───── DATASET ENTRIES
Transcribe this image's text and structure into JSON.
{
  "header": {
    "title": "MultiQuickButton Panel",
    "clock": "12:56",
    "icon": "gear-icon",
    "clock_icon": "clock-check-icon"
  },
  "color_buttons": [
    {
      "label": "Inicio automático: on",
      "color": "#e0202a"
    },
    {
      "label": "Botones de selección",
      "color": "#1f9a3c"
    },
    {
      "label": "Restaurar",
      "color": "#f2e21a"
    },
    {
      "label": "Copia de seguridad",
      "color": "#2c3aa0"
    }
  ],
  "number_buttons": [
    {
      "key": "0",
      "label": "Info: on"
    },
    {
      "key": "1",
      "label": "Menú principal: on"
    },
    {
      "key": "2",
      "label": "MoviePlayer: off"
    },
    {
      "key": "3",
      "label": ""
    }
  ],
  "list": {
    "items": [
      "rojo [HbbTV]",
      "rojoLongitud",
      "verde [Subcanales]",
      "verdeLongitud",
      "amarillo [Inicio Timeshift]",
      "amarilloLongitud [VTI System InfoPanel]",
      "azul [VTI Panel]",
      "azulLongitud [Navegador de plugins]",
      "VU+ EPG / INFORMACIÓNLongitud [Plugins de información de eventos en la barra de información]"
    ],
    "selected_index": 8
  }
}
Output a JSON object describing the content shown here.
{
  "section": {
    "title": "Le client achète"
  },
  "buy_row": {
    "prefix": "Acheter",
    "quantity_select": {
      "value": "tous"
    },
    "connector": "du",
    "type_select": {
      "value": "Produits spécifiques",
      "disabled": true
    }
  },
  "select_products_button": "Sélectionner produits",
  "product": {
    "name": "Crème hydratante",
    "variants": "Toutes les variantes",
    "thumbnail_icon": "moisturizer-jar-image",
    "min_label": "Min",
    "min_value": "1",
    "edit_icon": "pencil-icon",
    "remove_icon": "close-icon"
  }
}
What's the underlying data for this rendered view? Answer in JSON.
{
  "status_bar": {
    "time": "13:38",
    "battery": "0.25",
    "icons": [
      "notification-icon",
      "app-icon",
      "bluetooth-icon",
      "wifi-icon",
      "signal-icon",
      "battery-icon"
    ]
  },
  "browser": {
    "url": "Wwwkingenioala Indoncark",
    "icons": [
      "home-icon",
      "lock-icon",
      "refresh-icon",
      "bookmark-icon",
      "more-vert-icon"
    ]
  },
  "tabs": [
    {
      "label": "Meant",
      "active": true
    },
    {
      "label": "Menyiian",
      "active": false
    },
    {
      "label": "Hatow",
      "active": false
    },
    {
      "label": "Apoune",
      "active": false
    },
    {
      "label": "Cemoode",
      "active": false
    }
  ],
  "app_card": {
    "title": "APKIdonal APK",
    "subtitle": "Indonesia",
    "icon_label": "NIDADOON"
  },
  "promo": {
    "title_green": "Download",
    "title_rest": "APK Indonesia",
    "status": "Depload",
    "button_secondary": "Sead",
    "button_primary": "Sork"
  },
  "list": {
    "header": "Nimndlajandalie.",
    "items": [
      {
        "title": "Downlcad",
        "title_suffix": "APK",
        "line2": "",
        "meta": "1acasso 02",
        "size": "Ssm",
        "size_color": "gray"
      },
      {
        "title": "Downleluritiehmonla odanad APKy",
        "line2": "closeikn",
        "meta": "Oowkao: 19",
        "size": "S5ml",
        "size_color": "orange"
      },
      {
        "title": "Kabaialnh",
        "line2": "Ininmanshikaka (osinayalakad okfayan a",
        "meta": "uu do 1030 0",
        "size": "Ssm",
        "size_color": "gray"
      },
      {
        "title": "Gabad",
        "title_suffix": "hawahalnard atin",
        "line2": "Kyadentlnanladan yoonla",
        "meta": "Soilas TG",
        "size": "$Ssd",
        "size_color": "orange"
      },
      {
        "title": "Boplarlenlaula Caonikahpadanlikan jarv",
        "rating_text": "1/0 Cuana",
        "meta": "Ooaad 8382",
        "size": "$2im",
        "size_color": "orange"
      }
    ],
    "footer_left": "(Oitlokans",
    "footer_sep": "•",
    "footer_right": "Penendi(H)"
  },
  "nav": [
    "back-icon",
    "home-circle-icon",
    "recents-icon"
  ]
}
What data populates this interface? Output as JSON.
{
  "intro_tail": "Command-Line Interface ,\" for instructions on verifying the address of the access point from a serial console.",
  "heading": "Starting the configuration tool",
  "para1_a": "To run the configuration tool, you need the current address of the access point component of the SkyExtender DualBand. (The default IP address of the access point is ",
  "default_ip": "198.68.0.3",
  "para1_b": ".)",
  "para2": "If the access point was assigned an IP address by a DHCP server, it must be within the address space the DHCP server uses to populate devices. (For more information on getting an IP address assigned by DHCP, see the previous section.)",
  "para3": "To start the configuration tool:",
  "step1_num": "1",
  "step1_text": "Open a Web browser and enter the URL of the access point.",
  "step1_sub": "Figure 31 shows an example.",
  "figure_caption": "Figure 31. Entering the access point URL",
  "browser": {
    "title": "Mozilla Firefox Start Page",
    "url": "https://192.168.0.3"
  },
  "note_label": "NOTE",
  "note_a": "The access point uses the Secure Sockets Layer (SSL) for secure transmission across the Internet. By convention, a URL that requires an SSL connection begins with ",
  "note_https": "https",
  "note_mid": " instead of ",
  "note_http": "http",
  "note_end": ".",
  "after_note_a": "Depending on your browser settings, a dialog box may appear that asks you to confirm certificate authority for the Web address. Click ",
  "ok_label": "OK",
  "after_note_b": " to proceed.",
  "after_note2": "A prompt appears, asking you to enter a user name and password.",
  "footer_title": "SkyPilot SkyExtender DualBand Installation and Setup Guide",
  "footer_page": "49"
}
──────────
• **TASK DIRECTIONS**:
Output every entry shown above, exactly.

• **FULL OUTPUT**:
Transcribe this image's text and structure into JSON.
{
  "header": {
    "title": "MultiQuickButton Panel",
    "clock": "12:56",
    "icon": "gear-icon",
    "clock_icon": "clock-check-icon"
  },
  "color_buttons": [
    {
      "label": "Inicio automático: on",
      "color": "#e0202a"
    },
    {
      "label": "Botones de selección",
      "color": "#1f9a3c"
    },
    {
      "label": "Restaurar",
      "color": "#f2e21a"
    },
    {
      "label": "Copia de seguridad",
      "color": "#2c3aa0"
    }
  ],
  "number_buttons": [
    {
      "key": "0",
      "label": "Info: on"
    },
    {
      "key": "1",
      "label": "Menú principal: on"
    },
    {
      "key": "2",
      "label": "MoviePlayer: off"
    },
    {
      "key": "3",
      "label": ""
    }
  ],
  "list": {
    "items": [
      "rojo [HbbTV]",
      "rojoLongitud",
      "verde [Subcanales]",
      "verdeLongitud",
      "amarillo [Inicio Timeshift]",
      "amarilloLongitud [VTI System InfoPanel]",
      "azul [VTI Panel]",
      "azulLongitud [Navegador de plugins]",
      "VU+ EPG / INFORMACIÓNLongitud [Plugins de información de eventos en la barra de información]"
    ],
    "selected_index": 8
  }
}
Output a JSON object describing the content shown here.
{
  "section": {
    "title": "Le client achète"
  },
  "buy_row": {
    "prefix": "Acheter",
    "quantity_select": {
      "value": "tous"
    },
    "connector": "du",
    "type_select": {
      "value": "Produits spécifiques",
      "disabled": true
    }
  },
  "select_products_button": "Sélectionner produits",
  "product": {
    "name": "Crème hydratante",
    "variants": "Toutes les variantes",
    "thumbnail_icon": "moisturizer-jar-image",
    "min_label": "Min",
    "min_value": "1",
    "edit_icon": "pencil-icon",
    "remove_icon": "close-icon"
  }
}
What's the underlying data for this rendered view? Answer in JSON.
{
  "status_bar": {
    "time": "13:38",
    "battery": "0.25",
    "icons": [
      "notification-icon",
      "app-icon",
      "bluetooth-icon",
      "wifi-icon",
      "signal-icon",
      "battery-icon"
    ]
  },
  "browser": {
    "url": "Wwwkingenioala Indoncark",
    "icons": [
      "home-icon",
      "lock-icon",
      "refresh-icon",
      "bookmark-icon",
      "more-vert-icon"
    ]
  },
  "tabs": [
    {
      "label": "Meant",
      "active": true
    },
    {
      "label": "Menyiian",
      "active": false
    },
    {
      "label": "Hatow",
      "active": false
    },
    {
      "label": "Apoune",
      "active": false
    },
    {
      "label": "Cemoode",
      "active": false
    }
  ],
  "app_card": {
    "title": "APKIdonal APK",
    "subtitle": "Indonesia",
    "icon_label": "NIDADOON"
  },
  "promo": {
    "title_green": "Download",
    "title_rest": "APK Indonesia",
    "status": "Depload",
    "button_secondary": "Sead",
    "button_primary": "Sork"
  },
  "list": {
    "header": "Nimndlajandalie.",
    "items": [
      {
        "title": "Downlcad",
        "title_suffix": "APK",
        "line2": "",
        "meta": "1acasso 02",
        "size": "Ssm",
        "size_color": "gray"
      },
      {
        "title": "Downleluritiehmonla odanad APKy",
        "line2": "closeikn",
        "meta": "Oowkao: 19",
        "size": "S5ml",
        "size_color": "orange"
      },
      {
        "title": "Kabaialnh",
        "line2": "Ininmanshikaka (osinayalakad okfayan a",
        "meta": "uu do 1030 0",
        "size": "Ssm",
        "size_color": "gray"
      },
      {
        "title": "Gabad",
        "title_suffix": "hawahalnard atin",
        "line2": "Kyadentlnanladan yoonla",
        "meta": "Soilas TG",
        "size": "$Ssd",
        "size_color": "orange"
      },
      {
        "title": "Boplarlenlaula Caonikahpadanlikan jarv",
        "rating_text": "1/0 Cuana",
        "meta": "Ooaad 8382",
        "size": "$2im",
        "size_color": "orange"
      }
    ],
    "footer_left": "(Oitlokans",
    "footer_sep": "•",
    "footer_right": "Penendi(H)"
  },
  "nav": [
    "back-icon",
    "home-circle-icon",
    "recents-icon"
  ]
}
What data populates this interface? Output as JSON.
{
  "intro_tail": "Command-Line Interface ,\" for instructions on verifying the address of the access point from a serial console.",
  "heading": "Starting the configuration tool",
  "para1_a": "To run the configuration tool, you need the current address of the access point component of the SkyExtender DualBand. (The default IP address of the access point is ",
  "default_ip": "198.68.0.3",
  "para1_b": ".)",
  "para2": "If the access point was assigned an IP address by a DHCP server, it must be within the address space the DHCP server uses to populate devices. (For more information on getting an IP address assigned by DHCP, see the previous section.)",
  "para3": "To start the configuration tool:",
  "step1_num": "1",
  "step1_text": "Open a Web browser and enter the URL of the access point.",
  "step1_sub": "Figure 31 shows an example.",
  "figure_caption": "Figure 31. Entering the access point URL",
  "browser": {
    "title": "Mozilla Firefox Start Page",
    "url": "https://192.168.0.3"
  },
  "note_label": "NOTE",
  "note_a": "The access point uses the Secure Sockets Layer (SSL) for secure transmission across the Internet. By convention, a URL that requires an SSL connection begins with ",
  "note_https": "https",
  "note_mid": " instead of ",
  "note_http": "http",
  "note_end": ".",
  "after_note_a": "Depending on your browser settings, a dialog box may appear that asks you to confirm certificate authority for the Web address. Click ",
  "ok_label": "OK",
  "after_note_b": " to proceed.",
  "after_note2": "A prompt appears, asking you to enter a user name and password.",
  "footer_title": "SkyPilot SkyExtender DualBand Installation and Setup Guide",
  "footer_page": "49"
}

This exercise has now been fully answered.